What needs to be done: Everything from the line containing "What text is on this page?" through the final line of the records must be transcribed verbatim; nothing else belongs in the result.

Material provided:
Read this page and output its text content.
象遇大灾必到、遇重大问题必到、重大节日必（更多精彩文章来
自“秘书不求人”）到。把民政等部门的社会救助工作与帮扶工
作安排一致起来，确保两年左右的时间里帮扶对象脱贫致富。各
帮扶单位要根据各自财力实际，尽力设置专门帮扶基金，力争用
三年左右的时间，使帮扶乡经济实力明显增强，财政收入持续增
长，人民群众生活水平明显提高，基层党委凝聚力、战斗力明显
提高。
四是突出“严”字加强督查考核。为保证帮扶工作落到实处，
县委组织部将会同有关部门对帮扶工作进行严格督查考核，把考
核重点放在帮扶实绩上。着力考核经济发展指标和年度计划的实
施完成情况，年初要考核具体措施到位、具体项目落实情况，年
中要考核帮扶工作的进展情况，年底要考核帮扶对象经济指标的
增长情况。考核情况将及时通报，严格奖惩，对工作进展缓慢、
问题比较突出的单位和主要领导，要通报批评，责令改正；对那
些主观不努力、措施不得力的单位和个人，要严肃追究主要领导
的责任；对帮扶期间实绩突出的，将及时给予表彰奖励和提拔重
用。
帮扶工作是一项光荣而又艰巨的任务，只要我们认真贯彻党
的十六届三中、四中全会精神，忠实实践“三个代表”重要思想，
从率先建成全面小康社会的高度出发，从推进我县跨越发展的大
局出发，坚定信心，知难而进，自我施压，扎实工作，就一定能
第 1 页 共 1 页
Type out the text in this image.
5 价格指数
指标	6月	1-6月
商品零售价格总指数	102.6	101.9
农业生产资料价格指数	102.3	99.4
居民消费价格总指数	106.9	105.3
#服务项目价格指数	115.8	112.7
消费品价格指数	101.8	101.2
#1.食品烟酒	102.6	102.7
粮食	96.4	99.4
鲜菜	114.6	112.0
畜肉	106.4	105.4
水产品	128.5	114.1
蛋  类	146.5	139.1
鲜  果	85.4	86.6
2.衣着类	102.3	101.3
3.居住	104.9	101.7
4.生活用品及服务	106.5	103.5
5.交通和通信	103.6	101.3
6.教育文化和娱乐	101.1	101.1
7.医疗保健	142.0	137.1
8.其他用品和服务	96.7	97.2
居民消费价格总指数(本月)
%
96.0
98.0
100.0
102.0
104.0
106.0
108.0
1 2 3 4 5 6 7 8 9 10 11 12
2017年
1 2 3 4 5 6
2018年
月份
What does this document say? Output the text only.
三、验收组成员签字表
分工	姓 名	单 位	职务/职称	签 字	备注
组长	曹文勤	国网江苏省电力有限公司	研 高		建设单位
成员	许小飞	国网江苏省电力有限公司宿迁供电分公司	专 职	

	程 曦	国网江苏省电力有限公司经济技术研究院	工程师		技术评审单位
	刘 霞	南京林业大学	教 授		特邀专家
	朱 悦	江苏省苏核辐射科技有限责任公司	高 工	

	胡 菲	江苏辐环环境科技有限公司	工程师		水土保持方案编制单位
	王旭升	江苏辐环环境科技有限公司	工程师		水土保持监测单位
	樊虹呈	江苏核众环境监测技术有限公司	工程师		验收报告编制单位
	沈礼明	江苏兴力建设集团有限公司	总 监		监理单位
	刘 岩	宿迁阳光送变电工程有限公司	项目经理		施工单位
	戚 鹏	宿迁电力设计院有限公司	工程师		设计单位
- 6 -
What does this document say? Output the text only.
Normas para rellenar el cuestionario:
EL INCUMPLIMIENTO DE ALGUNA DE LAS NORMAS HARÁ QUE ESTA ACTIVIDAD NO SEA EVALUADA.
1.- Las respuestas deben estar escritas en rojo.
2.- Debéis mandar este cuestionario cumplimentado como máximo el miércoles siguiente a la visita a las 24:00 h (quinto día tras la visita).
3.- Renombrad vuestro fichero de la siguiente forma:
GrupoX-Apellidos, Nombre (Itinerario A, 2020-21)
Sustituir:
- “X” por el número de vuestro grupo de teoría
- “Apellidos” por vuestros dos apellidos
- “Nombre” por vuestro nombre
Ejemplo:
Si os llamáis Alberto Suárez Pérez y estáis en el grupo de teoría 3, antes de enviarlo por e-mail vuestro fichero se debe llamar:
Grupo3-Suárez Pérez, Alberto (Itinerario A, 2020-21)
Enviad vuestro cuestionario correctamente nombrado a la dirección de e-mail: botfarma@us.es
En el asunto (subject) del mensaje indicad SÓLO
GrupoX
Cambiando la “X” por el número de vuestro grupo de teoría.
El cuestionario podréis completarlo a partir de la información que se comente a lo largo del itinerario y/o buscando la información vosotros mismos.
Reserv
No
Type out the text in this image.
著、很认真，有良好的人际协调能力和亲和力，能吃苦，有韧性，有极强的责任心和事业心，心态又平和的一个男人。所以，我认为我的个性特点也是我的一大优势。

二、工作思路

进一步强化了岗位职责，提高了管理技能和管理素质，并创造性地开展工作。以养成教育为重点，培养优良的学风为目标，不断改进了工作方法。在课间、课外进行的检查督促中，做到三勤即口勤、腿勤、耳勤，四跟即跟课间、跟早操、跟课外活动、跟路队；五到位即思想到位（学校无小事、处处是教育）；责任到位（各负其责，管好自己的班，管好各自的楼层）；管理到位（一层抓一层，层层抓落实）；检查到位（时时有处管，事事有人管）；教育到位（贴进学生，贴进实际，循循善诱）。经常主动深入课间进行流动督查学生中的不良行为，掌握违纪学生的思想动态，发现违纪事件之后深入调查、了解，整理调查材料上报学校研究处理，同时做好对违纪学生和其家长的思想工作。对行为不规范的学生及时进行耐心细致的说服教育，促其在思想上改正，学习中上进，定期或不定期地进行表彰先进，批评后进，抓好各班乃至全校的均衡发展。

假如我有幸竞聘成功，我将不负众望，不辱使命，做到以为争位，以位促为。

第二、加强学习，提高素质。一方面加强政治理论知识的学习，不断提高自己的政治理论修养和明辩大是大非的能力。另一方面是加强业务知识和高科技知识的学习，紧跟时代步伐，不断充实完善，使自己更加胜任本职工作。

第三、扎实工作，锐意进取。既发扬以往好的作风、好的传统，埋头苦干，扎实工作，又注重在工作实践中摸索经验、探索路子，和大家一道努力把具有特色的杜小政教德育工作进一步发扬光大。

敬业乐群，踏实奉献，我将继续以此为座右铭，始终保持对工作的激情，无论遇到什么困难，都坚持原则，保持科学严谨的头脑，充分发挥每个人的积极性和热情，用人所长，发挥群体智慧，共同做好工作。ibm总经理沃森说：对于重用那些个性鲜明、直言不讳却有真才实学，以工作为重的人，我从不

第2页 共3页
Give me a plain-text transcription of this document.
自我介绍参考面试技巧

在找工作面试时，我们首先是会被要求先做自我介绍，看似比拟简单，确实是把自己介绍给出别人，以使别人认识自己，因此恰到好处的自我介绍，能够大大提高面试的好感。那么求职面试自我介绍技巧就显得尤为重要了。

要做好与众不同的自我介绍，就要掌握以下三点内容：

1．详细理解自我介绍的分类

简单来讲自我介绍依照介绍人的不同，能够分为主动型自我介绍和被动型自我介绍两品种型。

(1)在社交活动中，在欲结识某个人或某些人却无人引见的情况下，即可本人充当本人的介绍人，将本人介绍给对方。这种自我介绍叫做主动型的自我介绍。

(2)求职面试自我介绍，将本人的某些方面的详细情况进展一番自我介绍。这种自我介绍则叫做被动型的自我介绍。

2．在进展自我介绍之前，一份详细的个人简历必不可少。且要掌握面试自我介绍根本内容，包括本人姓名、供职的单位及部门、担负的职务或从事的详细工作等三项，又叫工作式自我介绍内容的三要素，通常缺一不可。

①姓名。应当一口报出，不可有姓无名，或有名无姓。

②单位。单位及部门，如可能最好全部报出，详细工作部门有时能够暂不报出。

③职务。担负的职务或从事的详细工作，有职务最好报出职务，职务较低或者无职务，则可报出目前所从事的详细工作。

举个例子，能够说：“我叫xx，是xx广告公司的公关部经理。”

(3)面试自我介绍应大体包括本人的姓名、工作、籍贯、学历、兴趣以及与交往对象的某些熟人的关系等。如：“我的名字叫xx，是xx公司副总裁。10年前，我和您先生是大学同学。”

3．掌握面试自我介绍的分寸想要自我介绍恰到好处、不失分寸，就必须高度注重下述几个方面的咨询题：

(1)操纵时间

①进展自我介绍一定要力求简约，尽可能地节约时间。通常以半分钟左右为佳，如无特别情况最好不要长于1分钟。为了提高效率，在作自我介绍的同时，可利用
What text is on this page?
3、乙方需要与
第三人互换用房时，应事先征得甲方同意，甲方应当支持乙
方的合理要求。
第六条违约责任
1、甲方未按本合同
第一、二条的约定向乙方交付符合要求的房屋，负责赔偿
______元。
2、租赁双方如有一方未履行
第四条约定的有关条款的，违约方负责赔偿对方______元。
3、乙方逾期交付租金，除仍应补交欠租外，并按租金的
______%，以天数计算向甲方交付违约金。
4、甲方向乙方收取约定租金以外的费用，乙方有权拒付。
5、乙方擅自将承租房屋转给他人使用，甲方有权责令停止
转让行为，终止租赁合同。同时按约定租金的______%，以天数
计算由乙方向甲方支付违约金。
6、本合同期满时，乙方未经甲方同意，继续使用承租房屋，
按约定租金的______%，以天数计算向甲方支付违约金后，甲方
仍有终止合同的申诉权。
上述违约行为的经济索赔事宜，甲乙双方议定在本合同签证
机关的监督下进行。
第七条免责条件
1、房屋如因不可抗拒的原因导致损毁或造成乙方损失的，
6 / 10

Answer to the problem:
What text is on this page?
3、乙方需要与
第三人互换用房时，应事先征得甲方同意，甲方应当支持乙
方的合理要求。
第六条违约责任
1、甲方未按本合同
第一、二条的约定向乙方交付符合要求的房屋，负责赔偿
______元。
2、租赁双方如有一方未履行
第四条约定的有关条款的，违约方负责赔偿对方______元。
3、乙方逾期交付租金，除仍应补交欠租外，并按租金的
______%，以天数计算向甲方交付违约金。
4、甲方向乙方收取约定租金以外的费用，乙方有权拒付。
5、乙方擅自将承租房屋转给他人使用，甲方有权责令停止
转让行为，终止租赁合同。同时按约定租金的______%，以天数
计算由乙方向甲方支付违约金。
6、本合同期满时，乙方未经甲方同意，继续使用承租房屋，
按约定租金的______%，以天数计算向甲方支付违约金后，甲方
仍有终止合同的申诉权。
上述违约行为的经济索赔事宜，甲乙双方议定在本合同签证
机关的监督下进行。
第七条免责条件
1、房屋如因不可抗拒的原因导致损毁或造成乙方损失的，
6 / 10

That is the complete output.